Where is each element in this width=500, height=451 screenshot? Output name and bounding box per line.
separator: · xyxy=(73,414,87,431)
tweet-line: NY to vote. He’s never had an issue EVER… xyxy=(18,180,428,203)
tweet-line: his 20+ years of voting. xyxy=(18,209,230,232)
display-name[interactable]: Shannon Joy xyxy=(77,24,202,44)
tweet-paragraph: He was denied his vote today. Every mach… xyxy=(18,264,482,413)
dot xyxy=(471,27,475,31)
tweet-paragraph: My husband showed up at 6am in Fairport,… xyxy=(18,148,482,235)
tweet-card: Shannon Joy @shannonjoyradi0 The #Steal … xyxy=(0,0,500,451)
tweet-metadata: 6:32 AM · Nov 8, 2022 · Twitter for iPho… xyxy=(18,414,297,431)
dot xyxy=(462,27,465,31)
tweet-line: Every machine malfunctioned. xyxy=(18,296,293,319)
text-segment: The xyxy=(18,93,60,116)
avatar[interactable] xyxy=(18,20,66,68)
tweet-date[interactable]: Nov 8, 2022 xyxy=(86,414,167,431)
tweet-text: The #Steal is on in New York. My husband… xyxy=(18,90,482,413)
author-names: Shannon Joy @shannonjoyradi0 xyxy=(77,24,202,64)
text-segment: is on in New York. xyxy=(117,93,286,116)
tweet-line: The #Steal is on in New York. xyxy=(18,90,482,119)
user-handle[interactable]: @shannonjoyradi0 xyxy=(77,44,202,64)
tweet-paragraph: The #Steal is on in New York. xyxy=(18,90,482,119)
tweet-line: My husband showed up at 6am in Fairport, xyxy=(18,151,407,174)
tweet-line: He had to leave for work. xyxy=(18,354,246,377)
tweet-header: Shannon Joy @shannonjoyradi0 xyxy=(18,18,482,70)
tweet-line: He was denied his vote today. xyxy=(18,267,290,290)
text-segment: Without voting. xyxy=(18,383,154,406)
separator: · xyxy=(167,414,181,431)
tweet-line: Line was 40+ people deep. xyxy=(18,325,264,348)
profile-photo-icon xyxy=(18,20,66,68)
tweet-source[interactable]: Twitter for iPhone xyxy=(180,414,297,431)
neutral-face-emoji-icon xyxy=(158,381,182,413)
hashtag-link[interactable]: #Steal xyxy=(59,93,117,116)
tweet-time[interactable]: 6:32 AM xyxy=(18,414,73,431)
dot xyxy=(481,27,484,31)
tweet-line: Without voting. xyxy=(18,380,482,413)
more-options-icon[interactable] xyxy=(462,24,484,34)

-.-.-

| Directive |
Rewrite every line of the items above, changing each "tweet-line" to "text-line" and leaving everything else as it is.

| Full response |
Where is each element in this width=500, height=451 screenshot? Output name and bounding box per line.
separator: · xyxy=(73,414,87,431)
text-line: NY to vote. He’s never had an issue EVER… xyxy=(18,180,428,203)
text-line: his 20+ years of voting. xyxy=(18,209,230,232)
display-name[interactable]: Shannon Joy xyxy=(77,24,202,44)
tweet-paragraph: He was denied his vote today. Every mach… xyxy=(18,264,482,413)
dot xyxy=(471,27,475,31)
tweet-paragraph: My husband showed up at 6am in Fairport,… xyxy=(18,148,482,235)
tweet-card: Shannon Joy @shannonjoyradi0 The #Steal … xyxy=(0,0,500,451)
tweet-metadata: 6:32 AM · Nov 8, 2022 · Twitter for iPho… xyxy=(18,414,297,431)
dot xyxy=(462,27,465,31)
text-line: Every machine malfunctioned. xyxy=(18,296,293,319)
text-segment: The xyxy=(18,93,60,116)
avatar[interactable] xyxy=(18,20,66,68)
tweet-date[interactable]: Nov 8, 2022 xyxy=(86,414,167,431)
tweet-text: The #Steal is on in New York. My husband… xyxy=(18,90,482,413)
author-names: Shannon Joy @shannonjoyradi0 xyxy=(77,24,202,64)
text-segment: is on in New York. xyxy=(117,93,286,116)
text-line: The #Steal is on in New York. xyxy=(18,90,482,119)
user-handle[interactable]: @shannonjoyradi0 xyxy=(77,44,202,64)
tweet-paragraph: The #Steal is on in New York. xyxy=(18,90,482,119)
text-line: My husband showed up at 6am in Fairport, xyxy=(18,151,407,174)
text-line: He had to leave for work. xyxy=(18,354,246,377)
tweet-header: Shannon Joy @shannonjoyradi0 xyxy=(18,18,482,70)
text-line: He was denied his vote today. xyxy=(18,267,290,290)
text-segment: Without voting. xyxy=(18,383,154,406)
separator: · xyxy=(167,414,181,431)
text-line: Line was 40+ people deep. xyxy=(18,325,264,348)
profile-photo-icon xyxy=(18,20,66,68)
tweet-source[interactable]: Twitter for iPhone xyxy=(180,414,297,431)
neutral-face-emoji-icon xyxy=(158,381,182,413)
hashtag-link[interactable]: #Steal xyxy=(59,93,117,116)
tweet-time[interactable]: 6:32 AM xyxy=(18,414,73,431)
dot xyxy=(481,27,484,31)
text-line: Without voting. xyxy=(18,380,482,413)
more-options-icon[interactable] xyxy=(462,24,484,34)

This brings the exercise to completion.